TASK REQUIREMENTS - Determine the count of lines holding the string "Skriftlig". Return only the number.

○ ○ ○ ○ ○ ○ ○

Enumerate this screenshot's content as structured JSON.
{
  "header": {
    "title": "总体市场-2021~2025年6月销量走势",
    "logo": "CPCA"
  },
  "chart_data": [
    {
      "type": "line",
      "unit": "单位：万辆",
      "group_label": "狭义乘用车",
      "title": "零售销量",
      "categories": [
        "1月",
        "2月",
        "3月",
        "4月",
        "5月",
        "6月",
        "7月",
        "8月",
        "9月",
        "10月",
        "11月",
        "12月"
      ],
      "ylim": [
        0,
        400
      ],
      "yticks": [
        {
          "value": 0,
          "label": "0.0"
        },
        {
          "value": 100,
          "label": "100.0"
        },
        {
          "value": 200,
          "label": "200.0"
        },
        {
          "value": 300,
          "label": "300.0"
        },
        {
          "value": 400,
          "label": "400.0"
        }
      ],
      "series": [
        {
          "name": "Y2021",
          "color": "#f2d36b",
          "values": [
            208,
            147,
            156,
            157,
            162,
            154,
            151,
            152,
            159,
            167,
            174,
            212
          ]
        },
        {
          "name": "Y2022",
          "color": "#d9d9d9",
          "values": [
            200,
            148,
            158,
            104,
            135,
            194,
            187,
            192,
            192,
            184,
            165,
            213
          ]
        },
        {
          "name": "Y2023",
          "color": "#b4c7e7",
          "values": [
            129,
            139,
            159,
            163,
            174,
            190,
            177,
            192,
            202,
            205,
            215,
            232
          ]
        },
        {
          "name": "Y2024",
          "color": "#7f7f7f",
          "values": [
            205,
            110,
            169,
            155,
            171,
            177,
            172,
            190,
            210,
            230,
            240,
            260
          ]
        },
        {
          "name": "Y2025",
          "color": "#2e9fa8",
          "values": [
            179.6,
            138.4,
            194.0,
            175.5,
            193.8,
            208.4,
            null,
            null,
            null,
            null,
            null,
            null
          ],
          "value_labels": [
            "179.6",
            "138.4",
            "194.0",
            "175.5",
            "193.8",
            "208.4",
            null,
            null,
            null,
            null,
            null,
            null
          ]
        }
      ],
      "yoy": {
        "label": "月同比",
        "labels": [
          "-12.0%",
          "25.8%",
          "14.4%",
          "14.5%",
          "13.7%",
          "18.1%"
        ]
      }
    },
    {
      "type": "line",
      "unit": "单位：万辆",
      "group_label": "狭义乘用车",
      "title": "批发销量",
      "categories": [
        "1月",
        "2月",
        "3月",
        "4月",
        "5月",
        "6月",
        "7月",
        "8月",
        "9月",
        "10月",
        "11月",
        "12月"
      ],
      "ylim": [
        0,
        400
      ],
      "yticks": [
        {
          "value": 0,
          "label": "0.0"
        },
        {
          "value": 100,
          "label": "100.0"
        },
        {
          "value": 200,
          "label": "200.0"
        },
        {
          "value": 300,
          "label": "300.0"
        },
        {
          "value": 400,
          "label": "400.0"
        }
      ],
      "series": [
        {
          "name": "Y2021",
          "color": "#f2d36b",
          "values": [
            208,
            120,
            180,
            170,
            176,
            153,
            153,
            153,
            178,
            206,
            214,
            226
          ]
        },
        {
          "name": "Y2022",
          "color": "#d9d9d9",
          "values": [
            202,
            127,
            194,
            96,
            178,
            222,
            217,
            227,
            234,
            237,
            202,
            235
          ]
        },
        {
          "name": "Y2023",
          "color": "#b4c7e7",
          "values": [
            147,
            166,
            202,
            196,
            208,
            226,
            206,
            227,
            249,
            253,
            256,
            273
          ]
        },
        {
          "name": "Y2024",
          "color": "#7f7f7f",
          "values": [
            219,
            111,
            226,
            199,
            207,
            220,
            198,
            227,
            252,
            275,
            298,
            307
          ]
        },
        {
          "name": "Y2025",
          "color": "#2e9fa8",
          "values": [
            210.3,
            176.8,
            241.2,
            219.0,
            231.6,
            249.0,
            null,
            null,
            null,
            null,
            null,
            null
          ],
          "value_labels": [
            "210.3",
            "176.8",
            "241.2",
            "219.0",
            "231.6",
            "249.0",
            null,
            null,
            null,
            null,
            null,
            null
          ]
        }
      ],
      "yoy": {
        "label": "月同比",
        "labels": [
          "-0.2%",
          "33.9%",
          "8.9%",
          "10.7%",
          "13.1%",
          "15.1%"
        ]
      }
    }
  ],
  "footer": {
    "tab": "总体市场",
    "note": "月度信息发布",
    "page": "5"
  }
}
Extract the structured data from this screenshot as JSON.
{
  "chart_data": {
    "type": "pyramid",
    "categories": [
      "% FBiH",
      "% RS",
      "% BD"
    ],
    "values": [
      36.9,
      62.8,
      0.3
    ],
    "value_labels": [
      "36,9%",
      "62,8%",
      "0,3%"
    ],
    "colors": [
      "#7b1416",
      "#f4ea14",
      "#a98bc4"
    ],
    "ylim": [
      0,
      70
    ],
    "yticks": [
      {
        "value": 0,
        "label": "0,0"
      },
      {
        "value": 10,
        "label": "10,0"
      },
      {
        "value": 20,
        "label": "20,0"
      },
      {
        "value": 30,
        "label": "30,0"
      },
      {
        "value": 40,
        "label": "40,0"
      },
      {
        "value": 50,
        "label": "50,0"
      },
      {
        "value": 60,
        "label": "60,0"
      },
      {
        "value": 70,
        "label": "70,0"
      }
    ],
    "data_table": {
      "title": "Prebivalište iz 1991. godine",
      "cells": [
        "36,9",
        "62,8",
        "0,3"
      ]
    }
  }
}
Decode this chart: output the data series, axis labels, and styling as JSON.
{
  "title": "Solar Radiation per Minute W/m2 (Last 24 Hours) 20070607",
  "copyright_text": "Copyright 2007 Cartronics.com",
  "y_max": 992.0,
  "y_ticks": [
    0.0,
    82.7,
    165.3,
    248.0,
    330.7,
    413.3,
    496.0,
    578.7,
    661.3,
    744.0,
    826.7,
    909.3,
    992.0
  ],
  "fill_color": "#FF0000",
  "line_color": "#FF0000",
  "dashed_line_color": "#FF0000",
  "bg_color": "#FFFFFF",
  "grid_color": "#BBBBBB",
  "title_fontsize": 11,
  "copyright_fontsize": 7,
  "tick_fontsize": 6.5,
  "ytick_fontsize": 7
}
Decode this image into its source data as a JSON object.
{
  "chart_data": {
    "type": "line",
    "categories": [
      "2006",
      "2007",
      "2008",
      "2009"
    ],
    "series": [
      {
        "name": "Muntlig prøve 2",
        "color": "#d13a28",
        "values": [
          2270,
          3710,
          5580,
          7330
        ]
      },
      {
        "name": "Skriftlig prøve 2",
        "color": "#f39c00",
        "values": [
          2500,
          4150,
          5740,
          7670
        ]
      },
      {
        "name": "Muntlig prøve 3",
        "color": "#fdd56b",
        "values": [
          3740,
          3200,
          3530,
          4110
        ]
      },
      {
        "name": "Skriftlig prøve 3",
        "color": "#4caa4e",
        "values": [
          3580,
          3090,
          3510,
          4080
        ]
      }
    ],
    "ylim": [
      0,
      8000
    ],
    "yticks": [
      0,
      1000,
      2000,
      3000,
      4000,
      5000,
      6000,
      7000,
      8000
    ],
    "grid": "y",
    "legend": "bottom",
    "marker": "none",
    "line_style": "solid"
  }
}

○ ○ ○ ○ ○ ○ ○

REPLY TO THE EXERCISE - 2